• **INSTRUCTIONS TO FOLLOW**
Keep the pictures out and restate every record exactly.

[Data excerpts]
★ ★ ★ ★ ★ ★ ★

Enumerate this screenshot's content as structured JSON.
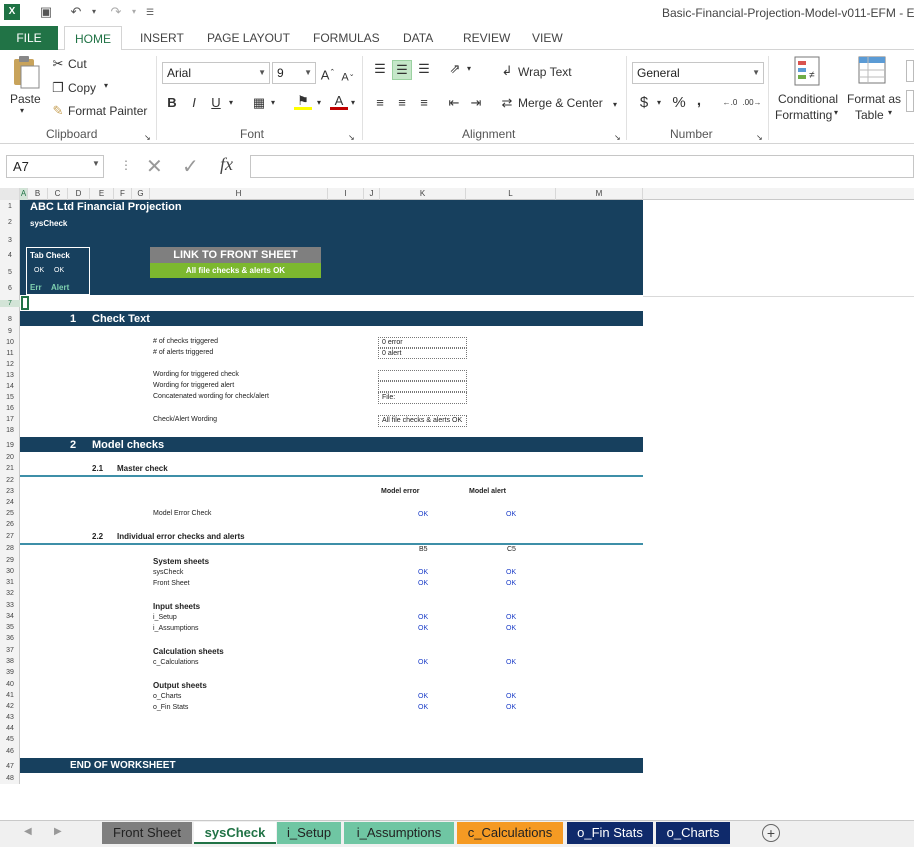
{
  "app": {
    "title": "Basic-Financial-Projection-Model-v011-EFM - E"
  },
  "ribbon_tabs": [
    "FILE",
    "HOME",
    "INSERT",
    "PAGE LAYOUT",
    "FORMULAS",
    "DATA",
    "REVIEW",
    "VIEW"
  ],
  "clipboard": {
    "paste": "Paste",
    "cut": "Cut",
    "copy": "Copy",
    "format_painter": "Format Painter",
    "label": "Clipboard"
  },
  "font": {
    "name": "Arial",
    "size": "9",
    "bold": "B",
    "italic": "I",
    "underline": "U",
    "label": "Font"
  },
  "alignment": {
    "wrap_text": "Wrap Text",
    "merge_center": "Merge & Center",
    "label": "Alignment"
  },
  "number": {
    "format": "General",
    "currency": "$",
    "percent": "%",
    "comma": ",",
    "label": "Number"
  },
  "styles": {
    "conditional_formatting_1": "Conditional",
    "conditional_formatting_2": "Formatting",
    "format_as_table_1": "Format as",
    "format_as_table_2": "Table"
  },
  "formula_bar": {
    "name_box": "A7",
    "fx": "fx"
  },
  "columns": [
    "A",
    "B",
    "C",
    "D",
    "E",
    "F",
    "G",
    "H",
    "I",
    "J",
    "K",
    "L",
    "M"
  ],
  "rows": [
    "1",
    "2",
    "3",
    "4",
    "5",
    "6",
    "7",
    "8",
    "9",
    "10",
    "11",
    "12",
    "13",
    "14",
    "15",
    "16",
    "17",
    "18",
    "19",
    "20",
    "21",
    "22",
    "23",
    "24",
    "25",
    "26",
    "27",
    "28",
    "29",
    "30",
    "31",
    "32",
    "33",
    "34",
    "35",
    "36",
    "37",
    "38",
    "39",
    "40",
    "41",
    "42",
    "43",
    "44",
    "45",
    "46",
    "47",
    "48"
  ],
  "sheet": {
    "title": "ABC Ltd Financial Projection",
    "subtitle": "sysCheck",
    "tab_check": "Tab Check",
    "ok1": "OK",
    "ok2": "OK",
    "err": "Err",
    "alert": "Alert",
    "link_btn": "LINK TO FRONT SHEET",
    "link_status": "All file checks & alerts OK",
    "sec1_num": "1",
    "sec1_title": "Check Text",
    "checks_triggered_label": "# of checks triggered",
    "checks_triggered_val": "0 error",
    "alerts_triggered_label": "# of alerts triggered",
    "alerts_triggered_val": "0 alert",
    "wording_check": "Wording for triggered check",
    "wording_alert": "Wording for triggered alert",
    "concat_wording": "Concatenated wording for check/alert",
    "concat_val": "File:",
    "check_alert_wording": "Check/Alert Wording",
    "check_alert_val": "All file checks & alerts OK",
    "sec2_num": "2",
    "sec2_title": "Model checks",
    "sub21_num": "2.1",
    "sub21_title": "Master check",
    "model_error_hdr": "Model error",
    "model_alert_hdr": "Model alert",
    "model_error_check": "Model Error Check",
    "mec_err": "OK",
    "mec_alert": "OK",
    "sub22_num": "2.2",
    "sub22_title": "Individual error checks and alerts",
    "ref_k": "B5",
    "ref_l": "C5",
    "groups": [
      {
        "title": "System sheets",
        "items": [
          {
            "name": "sysCheck",
            "err": "OK",
            "alert": "OK"
          },
          {
            "name": "Front Sheet",
            "err": "OK",
            "alert": "OK"
          }
        ]
      },
      {
        "title": "Input sheets",
        "items": [
          {
            "name": "i_Setup",
            "err": "OK",
            "alert": "OK"
          },
          {
            "name": "i_Assumptions",
            "err": "OK",
            "alert": "OK"
          }
        ]
      },
      {
        "title": "Calculation sheets",
        "items": [
          {
            "name": "c_Calculations",
            "err": "OK",
            "alert": "OK"
          }
        ]
      },
      {
        "title": "Output sheets",
        "items": [
          {
            "name": "o_Charts",
            "err": "OK",
            "alert": "OK"
          },
          {
            "name": "o_Fin Stats",
            "err": "OK",
            "alert": "OK"
          }
        ]
      }
    ],
    "end": "END OF WORKSHEET"
  },
  "sheet_tabs": [
    {
      "label": "Front Sheet",
      "color": "#7f7f7f"
    },
    {
      "label": "sysCheck",
      "color": "#ffffff"
    },
    {
      "label": "i_Setup",
      "color": "#6fc6a3"
    },
    {
      "label": "i_Assumptions",
      "color": "#6fc6a3"
    },
    {
      "label": "c_Calculations",
      "color": "#f59a23"
    },
    {
      "label": "o_Fin Stats",
      "color": "#0f2a6b"
    },
    {
      "label": "o_Charts",
      "color": "#0f2a6b"
    }
  ]
}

★ ★ ★ ★ ★ ★ ★

• **RESPONSE**
Enumerate this screenshot's content as structured JSON.
{
  "app": {
    "title": "Basic-Financial-Projection-Model-v011-EFM - E"
  },
  "ribbon_tabs": [
    "FILE",
    "HOME",
    "INSERT",
    "PAGE LAYOUT",
    "FORMULAS",
    "DATA",
    "REVIEW",
    "VIEW"
  ],
  "clipboard": {
    "paste": "Paste",
    "cut": "Cut",
    "copy": "Copy",
    "format_painter": "Format Painter",
    "label": "Clipboard"
  },
  "font": {
    "name": "Arial",
    "size": "9",
    "bold": "B",
    "italic": "I",
    "underline": "U",
    "label": "Font"
  },
  "alignment": {
    "wrap_text": "Wrap Text",
    "merge_center": "Merge & Center",
    "label": "Alignment"
  },
  "number": {
    "format": "General",
    "currency": "$",
    "percent": "%",
    "comma": ",",
    "label": "Number"
  },
  "styles": {
    "conditional_formatting_1": "Conditional",
    "conditional_formatting_2": "Formatting",
    "format_as_table_1": "Format as",
    "format_as_table_2": "Table"
  },
  "formula_bar": {
    "name_box": "A7",
    "fx": "fx"
  },
  "columns": [
    "A",
    "B",
    "C",
    "D",
    "E",
    "F",
    "G",
    "H",
    "I",
    "J",
    "K",
    "L",
    "M"
  ],
  "rows": [
    "1",
    "2",
    "3",
    "4",
    "5",
    "6",
    "7",
    "8",
    "9",
    "10",
    "11",
    "12",
    "13",
    "14",
    "15",
    "16",
    "17",
    "18",
    "19",
    "20",
    "21",
    "22",
    "23",
    "24",
    "25",
    "26",
    "27",
    "28",
    "29",
    "30",
    "31",
    "32",
    "33",
    "34",
    "35",
    "36",
    "37",
    "38",
    "39",
    "40",
    "41",
    "42",
    "43",
    "44",
    "45",
    "46",
    "47",
    "48"
  ],
  "sheet": {
    "title": "ABC Ltd Financial Projection",
    "subtitle": "sysCheck",
    "tab_check": "Tab Check",
    "ok1": "OK",
    "ok2": "OK",
    "err": "Err",
    "alert": "Alert",
    "link_btn": "LINK TO FRONT SHEET",
    "link_status": "All file checks & alerts OK",
    "sec1_num": "1",
    "sec1_title": "Check Text",
    "checks_triggered_label": "# of checks triggered",
    "checks_triggered_val": "0 error",
    "alerts_triggered_label": "# of alerts triggered",
    "alerts_triggered_val": "0 alert",
    "wording_check": "Wording for triggered check",
    "wording_alert": "Wording for triggered alert",
    "concat_wording": "Concatenated wording for check/alert",
    "concat_val": "File:",
    "check_alert_wording": "Check/Alert Wording",
    "check_alert_val": "All file checks & alerts OK",
    "sec2_num": "2",
    "sec2_title": "Model checks",
    "sub21_num": "2.1",
    "sub21_title": "Master check",
    "model_error_hdr": "Model error",
    "model_alert_hdr": "Model alert",
    "model_error_check": "Model Error Check",
    "mec_err": "OK",
    "mec_alert": "OK",
    "sub22_num": "2.2",
    "sub22_title": "Individual error checks and alerts",
    "ref_k": "B5",
    "ref_l": "C5",
    "groups": [
      {
        "title": "System sheets",
        "items": [
          {
            "name": "sysCheck",
            "err": "OK",
            "alert": "OK"
          },
          {
            "name": "Front Sheet",
            "err": "OK",
            "alert": "OK"
          }
        ]
      },
      {
        "title": "Input sheets",
        "items": [
          {
            "name": "i_Setup",
            "err": "OK",
            "alert": "OK"
          },
          {
            "name": "i_Assumptions",
            "err": "OK",
            "alert": "OK"
          }
        ]
      },
      {
        "title": "Calculation sheets",
        "items": [
          {
            "name": "c_Calculations",
            "err": "OK",
            "alert": "OK"
          }
        ]
      },
      {
        "title": "Output sheets",
        "items": [
          {
            "name": "o_Charts",
            "err": "OK",
            "alert": "OK"
          },
          {
            "name": "o_Fin Stats",
            "err": "OK",
            "alert": "OK"
          }
        ]
      }
    ],
    "end": "END OF WORKSHEET"
  },
  "sheet_tabs": [
    {
      "label": "Front Sheet",
      "color": "#7f7f7f"
    },
    {
      "label": "sysCheck",
      "color": "#ffffff"
    },
    {
      "label": "i_Setup",
      "color": "#6fc6a3"
    },
    {
      "label": "i_Assumptions",
      "color": "#6fc6a3"
    },
    {
      "label": "c_Calculations",
      "color": "#f59a23"
    },
    {
      "label": "o_Fin Stats",
      "color": "#0f2a6b"
    },
    {
      "label": "o_Charts",
      "color": "#0f2a6b"
    }
  ]
}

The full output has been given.